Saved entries
════
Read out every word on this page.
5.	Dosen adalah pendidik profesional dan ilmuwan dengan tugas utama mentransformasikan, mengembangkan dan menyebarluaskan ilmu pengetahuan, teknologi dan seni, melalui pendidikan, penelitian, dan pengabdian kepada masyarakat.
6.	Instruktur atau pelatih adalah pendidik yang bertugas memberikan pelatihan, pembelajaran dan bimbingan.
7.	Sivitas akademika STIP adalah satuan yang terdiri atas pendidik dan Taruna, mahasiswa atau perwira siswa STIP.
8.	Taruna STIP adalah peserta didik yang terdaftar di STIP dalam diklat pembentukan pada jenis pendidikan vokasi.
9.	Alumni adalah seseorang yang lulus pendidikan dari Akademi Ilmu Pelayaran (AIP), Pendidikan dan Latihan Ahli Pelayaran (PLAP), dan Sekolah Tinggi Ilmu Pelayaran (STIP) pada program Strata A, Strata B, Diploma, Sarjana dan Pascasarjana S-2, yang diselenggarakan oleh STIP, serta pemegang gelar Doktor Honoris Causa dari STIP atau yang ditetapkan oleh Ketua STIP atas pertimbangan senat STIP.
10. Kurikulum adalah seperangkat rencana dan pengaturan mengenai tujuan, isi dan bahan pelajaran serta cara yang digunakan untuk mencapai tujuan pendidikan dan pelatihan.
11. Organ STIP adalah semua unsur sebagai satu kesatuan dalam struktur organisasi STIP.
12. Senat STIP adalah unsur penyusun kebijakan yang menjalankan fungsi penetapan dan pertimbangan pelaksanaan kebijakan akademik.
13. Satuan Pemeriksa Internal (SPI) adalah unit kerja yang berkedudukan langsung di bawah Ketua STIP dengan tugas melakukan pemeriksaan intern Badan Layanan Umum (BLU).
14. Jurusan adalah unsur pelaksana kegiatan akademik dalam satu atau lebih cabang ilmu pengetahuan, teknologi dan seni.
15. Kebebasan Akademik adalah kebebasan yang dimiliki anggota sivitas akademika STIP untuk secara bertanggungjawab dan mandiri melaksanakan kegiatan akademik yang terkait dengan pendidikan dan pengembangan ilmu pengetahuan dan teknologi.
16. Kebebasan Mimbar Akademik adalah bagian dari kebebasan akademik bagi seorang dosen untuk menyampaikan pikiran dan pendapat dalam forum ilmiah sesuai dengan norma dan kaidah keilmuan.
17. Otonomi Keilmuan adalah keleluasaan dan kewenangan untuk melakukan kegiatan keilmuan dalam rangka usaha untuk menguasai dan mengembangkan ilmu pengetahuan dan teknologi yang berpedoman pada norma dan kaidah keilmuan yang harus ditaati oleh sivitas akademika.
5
════
PROBLEM DETAILS: Return every line exactly.

WRITTEN REPLY:
Read out every word on this page.
5.	Dosen adalah pendidik profesional dan ilmuwan dengan tugas utama mentransformasikan, mengembangkan dan menyebarluaskan ilmu pengetahuan, teknologi dan seni, melalui pendidikan, penelitian, dan pengabdian kepada masyarakat.
6.	Instruktur atau pelatih adalah pendidik yang bertugas memberikan pelatihan, pembelajaran dan bimbingan.
7.	Sivitas akademika STIP adalah satuan yang terdiri atas pendidik dan Taruna, mahasiswa atau perwira siswa STIP.
8.	Taruna STIP adalah peserta didik yang terdaftar di STIP dalam diklat pembentukan pada jenis pendidikan vokasi.
9.	Alumni adalah seseorang yang lulus pendidikan dari Akademi Ilmu Pelayaran (AIP), Pendidikan dan Latihan Ahli Pelayaran (PLAP), dan Sekolah Tinggi Ilmu Pelayaran (STIP) pada program Strata A, Strata B, Diploma, Sarjana dan Pascasarjana S-2, yang diselenggarakan oleh STIP, serta pemegang gelar Doktor Honoris Causa dari STIP atau yang ditetapkan oleh Ketua STIP atas pertimbangan senat STIP.
10. Kurikulum adalah seperangkat rencana dan pengaturan mengenai tujuan, isi dan bahan pelajaran serta cara yang digunakan untuk mencapai tujuan pendidikan dan pelatihan.
11. Organ STIP adalah semua unsur sebagai satu kesatuan dalam struktur organisasi STIP.
12. Senat STIP adalah unsur penyusun kebijakan yang menjalankan fungsi penetapan dan pertimbangan pelaksanaan kebijakan akademik.
13. Satuan Pemeriksa Internal (SPI) adalah unit kerja yang berkedudukan langsung di bawah Ketua STIP dengan tugas melakukan pemeriksaan intern Badan Layanan Umum (BLU).
14. Jurusan adalah unsur pelaksana kegiatan akademik dalam satu atau lebih cabang ilmu pengetahuan, teknologi dan seni.
15. Kebebasan Akademik adalah kebebasan yang dimiliki anggota sivitas akademika STIP untuk secara bertanggungjawab dan mandiri melaksanakan kegiatan akademik yang terkait dengan pendidikan dan pengembangan ilmu pengetahuan dan teknologi.
16. Kebebasan Mimbar Akademik adalah bagian dari kebebasan akademik bagi seorang dosen untuk menyampaikan pikiran dan pendapat dalam forum ilmiah sesuai dengan norma dan kaidah keilmuan.
17. Otonomi Keilmuan adalah keleluasaan dan kewenangan untuk melakukan kegiatan keilmuan dalam rangka usaha untuk menguasai dan mengembangkan ilmu pengetahuan dan teknologi yang berpedoman pada norma dan kaidah keilmuan yang harus ditaati oleh sivitas akademika.
5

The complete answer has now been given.